- **PROBLEM STATEMENT**: Answer with a single number: the count of lines that hold "subtitle".

Records contained in a dataset:
■ ■ ■ ■ ■

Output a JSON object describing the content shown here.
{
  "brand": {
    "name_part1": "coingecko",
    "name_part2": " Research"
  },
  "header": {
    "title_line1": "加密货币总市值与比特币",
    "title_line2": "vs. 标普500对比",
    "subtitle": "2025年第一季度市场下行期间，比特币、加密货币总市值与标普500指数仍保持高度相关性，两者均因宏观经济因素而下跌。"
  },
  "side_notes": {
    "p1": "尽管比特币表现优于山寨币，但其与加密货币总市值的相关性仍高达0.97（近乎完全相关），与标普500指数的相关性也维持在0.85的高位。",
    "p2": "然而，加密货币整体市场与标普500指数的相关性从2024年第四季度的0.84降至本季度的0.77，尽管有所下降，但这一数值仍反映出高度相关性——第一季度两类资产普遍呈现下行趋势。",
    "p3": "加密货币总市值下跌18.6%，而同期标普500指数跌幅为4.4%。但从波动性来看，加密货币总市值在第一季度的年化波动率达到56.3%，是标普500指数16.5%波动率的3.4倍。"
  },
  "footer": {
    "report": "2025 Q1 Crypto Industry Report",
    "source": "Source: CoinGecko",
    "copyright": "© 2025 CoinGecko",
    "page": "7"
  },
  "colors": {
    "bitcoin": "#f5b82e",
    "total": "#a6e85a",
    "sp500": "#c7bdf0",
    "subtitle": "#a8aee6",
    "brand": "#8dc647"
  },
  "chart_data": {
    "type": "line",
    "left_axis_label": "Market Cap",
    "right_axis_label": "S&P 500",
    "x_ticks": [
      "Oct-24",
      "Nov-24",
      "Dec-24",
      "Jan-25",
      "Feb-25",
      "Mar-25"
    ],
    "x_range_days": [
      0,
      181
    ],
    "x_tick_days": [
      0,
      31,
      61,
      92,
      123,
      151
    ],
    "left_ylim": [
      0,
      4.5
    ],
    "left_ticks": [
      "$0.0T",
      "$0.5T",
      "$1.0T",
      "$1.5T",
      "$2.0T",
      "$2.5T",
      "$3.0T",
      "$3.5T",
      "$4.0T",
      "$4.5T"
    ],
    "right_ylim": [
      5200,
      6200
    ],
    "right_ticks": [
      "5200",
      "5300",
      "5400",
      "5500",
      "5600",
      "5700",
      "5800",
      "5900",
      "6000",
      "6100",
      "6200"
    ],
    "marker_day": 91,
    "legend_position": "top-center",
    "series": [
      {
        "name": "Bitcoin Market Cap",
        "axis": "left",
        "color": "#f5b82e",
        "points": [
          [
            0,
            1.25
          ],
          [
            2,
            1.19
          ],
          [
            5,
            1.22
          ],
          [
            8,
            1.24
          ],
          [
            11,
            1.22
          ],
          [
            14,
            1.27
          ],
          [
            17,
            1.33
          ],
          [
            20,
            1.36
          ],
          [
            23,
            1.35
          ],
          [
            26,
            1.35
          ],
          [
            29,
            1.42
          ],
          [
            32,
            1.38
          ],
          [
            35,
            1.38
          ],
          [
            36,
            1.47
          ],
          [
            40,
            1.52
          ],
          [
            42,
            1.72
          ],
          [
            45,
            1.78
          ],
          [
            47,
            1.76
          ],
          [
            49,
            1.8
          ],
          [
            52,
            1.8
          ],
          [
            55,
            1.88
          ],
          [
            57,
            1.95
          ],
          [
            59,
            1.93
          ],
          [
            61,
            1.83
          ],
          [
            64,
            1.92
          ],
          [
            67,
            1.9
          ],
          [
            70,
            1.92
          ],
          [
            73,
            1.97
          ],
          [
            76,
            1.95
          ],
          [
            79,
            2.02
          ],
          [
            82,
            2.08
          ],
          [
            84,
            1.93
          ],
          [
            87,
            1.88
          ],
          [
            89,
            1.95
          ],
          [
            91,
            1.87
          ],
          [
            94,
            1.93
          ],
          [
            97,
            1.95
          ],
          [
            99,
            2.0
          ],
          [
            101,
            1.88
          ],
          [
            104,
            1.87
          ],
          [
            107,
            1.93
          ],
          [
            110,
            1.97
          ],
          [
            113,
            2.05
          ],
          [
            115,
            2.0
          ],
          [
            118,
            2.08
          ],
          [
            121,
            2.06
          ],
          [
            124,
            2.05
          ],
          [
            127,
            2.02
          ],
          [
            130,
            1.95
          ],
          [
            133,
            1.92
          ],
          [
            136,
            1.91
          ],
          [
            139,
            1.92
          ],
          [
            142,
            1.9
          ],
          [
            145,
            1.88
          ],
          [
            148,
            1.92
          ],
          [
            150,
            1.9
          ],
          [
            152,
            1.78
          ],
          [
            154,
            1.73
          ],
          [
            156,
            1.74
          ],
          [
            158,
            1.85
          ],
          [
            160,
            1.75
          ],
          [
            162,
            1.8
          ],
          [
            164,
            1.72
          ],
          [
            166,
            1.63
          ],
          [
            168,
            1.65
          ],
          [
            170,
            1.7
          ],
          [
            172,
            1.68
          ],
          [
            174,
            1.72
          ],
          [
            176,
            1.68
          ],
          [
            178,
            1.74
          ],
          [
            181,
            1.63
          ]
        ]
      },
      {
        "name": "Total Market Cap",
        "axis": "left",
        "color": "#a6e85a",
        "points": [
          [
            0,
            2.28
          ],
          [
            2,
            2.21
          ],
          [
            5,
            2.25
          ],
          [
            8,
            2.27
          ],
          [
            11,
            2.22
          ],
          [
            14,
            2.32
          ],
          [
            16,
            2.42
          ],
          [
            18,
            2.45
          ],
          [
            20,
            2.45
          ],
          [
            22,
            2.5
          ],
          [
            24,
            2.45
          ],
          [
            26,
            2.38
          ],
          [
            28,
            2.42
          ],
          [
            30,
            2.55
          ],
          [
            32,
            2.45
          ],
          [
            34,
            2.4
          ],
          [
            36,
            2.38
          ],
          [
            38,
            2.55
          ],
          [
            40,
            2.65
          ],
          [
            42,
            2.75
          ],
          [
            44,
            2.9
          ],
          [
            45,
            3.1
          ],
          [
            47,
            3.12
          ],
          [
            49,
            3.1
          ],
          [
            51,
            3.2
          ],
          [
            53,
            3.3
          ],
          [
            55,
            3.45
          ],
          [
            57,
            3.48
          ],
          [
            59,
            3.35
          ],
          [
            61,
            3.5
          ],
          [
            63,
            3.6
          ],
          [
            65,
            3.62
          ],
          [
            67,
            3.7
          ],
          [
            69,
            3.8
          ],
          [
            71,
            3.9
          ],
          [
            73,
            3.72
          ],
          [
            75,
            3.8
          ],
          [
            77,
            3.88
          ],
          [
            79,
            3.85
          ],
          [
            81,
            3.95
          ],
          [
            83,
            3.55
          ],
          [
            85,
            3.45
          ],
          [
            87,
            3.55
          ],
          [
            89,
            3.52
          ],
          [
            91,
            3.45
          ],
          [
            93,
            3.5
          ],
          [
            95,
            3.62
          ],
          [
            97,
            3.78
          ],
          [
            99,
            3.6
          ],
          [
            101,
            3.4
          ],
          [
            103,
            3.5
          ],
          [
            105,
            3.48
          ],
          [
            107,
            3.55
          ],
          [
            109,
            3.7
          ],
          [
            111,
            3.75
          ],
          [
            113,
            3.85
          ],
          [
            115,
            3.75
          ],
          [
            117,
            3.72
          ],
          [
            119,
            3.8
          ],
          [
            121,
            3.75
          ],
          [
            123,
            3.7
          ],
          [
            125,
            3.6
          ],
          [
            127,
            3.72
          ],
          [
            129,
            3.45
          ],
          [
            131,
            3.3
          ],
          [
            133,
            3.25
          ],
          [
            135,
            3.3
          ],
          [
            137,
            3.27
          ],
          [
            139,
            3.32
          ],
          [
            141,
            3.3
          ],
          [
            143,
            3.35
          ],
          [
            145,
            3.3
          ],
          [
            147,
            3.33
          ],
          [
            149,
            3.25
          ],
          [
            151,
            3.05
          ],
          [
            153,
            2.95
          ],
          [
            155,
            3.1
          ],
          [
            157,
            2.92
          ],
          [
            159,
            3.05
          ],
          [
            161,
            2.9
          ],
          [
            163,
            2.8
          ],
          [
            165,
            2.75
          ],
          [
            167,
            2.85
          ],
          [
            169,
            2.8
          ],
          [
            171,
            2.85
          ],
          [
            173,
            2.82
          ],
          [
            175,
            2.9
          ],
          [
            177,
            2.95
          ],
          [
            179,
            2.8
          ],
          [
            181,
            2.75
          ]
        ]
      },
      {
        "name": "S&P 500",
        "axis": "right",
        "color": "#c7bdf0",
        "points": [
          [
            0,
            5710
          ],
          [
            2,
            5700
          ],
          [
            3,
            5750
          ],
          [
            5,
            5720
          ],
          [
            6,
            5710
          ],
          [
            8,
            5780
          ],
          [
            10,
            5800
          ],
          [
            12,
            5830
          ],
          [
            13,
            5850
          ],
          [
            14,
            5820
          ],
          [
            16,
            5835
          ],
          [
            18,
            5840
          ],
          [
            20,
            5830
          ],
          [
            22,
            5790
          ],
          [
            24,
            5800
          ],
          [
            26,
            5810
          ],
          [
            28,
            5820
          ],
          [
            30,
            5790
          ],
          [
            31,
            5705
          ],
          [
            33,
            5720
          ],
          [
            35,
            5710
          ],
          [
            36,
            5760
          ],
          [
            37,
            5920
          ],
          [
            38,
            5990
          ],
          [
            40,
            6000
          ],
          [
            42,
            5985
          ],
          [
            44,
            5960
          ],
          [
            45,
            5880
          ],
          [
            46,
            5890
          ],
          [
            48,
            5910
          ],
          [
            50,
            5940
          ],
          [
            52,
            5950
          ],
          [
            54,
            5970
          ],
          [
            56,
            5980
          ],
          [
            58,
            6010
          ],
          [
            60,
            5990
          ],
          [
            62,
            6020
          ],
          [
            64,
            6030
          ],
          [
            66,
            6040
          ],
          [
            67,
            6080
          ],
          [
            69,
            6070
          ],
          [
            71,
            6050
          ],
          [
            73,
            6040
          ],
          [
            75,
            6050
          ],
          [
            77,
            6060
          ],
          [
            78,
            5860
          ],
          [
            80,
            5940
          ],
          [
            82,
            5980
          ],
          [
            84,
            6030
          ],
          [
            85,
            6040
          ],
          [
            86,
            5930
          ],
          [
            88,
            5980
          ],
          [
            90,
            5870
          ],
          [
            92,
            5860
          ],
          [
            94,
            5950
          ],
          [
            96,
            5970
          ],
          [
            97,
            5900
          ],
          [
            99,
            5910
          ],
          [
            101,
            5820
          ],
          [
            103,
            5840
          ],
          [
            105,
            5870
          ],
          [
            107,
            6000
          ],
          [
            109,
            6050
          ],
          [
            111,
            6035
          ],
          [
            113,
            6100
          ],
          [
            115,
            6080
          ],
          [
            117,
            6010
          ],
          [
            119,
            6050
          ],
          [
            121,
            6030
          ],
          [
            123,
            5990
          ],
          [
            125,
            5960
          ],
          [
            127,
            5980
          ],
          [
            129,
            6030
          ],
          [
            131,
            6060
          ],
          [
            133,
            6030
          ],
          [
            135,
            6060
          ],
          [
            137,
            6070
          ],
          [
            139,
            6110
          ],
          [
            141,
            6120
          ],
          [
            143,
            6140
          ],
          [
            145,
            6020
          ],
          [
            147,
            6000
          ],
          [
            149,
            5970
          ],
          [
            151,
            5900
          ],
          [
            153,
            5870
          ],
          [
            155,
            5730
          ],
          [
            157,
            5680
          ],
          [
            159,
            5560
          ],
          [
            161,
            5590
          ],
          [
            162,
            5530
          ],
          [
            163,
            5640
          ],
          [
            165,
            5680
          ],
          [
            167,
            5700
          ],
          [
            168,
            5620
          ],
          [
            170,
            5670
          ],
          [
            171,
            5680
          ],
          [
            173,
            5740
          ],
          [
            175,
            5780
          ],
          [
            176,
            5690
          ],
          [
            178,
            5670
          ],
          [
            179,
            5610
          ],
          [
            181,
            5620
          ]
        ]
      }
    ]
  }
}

■ ■ ■ ■ ■

- **REPLY TO THE TASK**: 2